From the listing, collect all lines containing the word "this".

— start Records for the task —

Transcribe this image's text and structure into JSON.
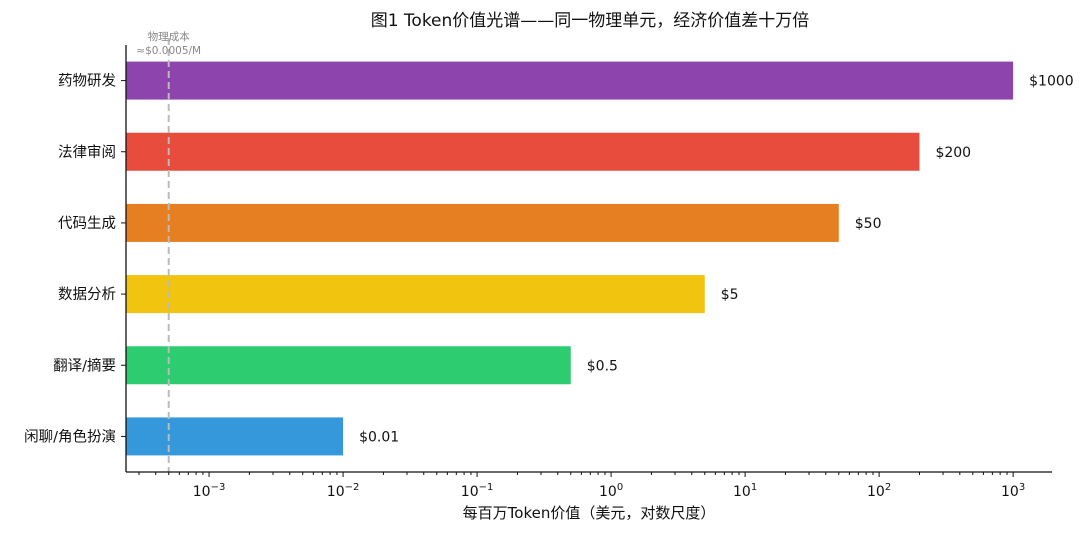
{
  "chart_data": {
    "type": "bar",
    "orientation": "horizontal",
    "title": "图1  Token价值光谱——同一物理单元，经济价值差十万倍",
    "xlabel": "每百万Token价值（美元，对数尺度）",
    "ylabel": "",
    "x_scale": "log",
    "xlim": [
      0.00024,
      1950
    ],
    "x_ticks": [
      0.001,
      0.01,
      0.1,
      1,
      10,
      100,
      1000
    ],
    "x_tick_labels": [
      [
        "10",
        "−3"
      ],
      [
        "10",
        "−2"
      ],
      [
        "10",
        "−1"
      ],
      [
        "10",
        "0"
      ],
      [
        "10",
        "1"
      ],
      [
        "10",
        "2"
      ],
      [
        "10",
        "3"
      ]
    ],
    "grid": false,
    "categories": [
      "药物研发",
      "法律审阅",
      "代码生成",
      "数据分析",
      "翻译/摘要",
      "闲聊/角色扮演"
    ],
    "values": [
      1000,
      200,
      50,
      5,
      0.5,
      0.01
    ],
    "data_labels": [
      "$1000",
      "$200",
      "$50",
      "$5",
      "$0.5",
      "$0.01"
    ],
    "colors": [
      "#8e44ad",
      "#e74c3c",
      "#e67e22",
      "#f1c40f",
      "#2ecc71",
      "#3498db"
    ],
    "reference_line": {
      "value": 0.0005,
      "label_line1": "物理成本",
      "label_line2": "≈$0.0005/M",
      "color": "#bbbbbb",
      "style": "dashed"
    }
  }
}
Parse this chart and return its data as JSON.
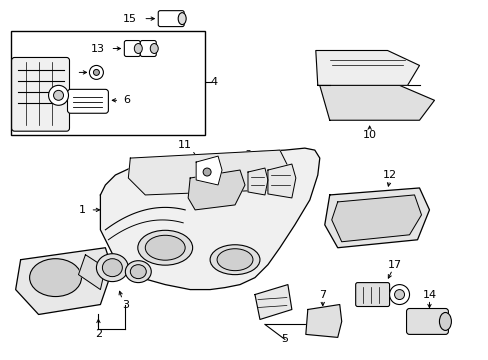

— end Records for the task —

The result:
Transcribe this image's text and structure into JSON.
Parse this chart and return its data as JSON.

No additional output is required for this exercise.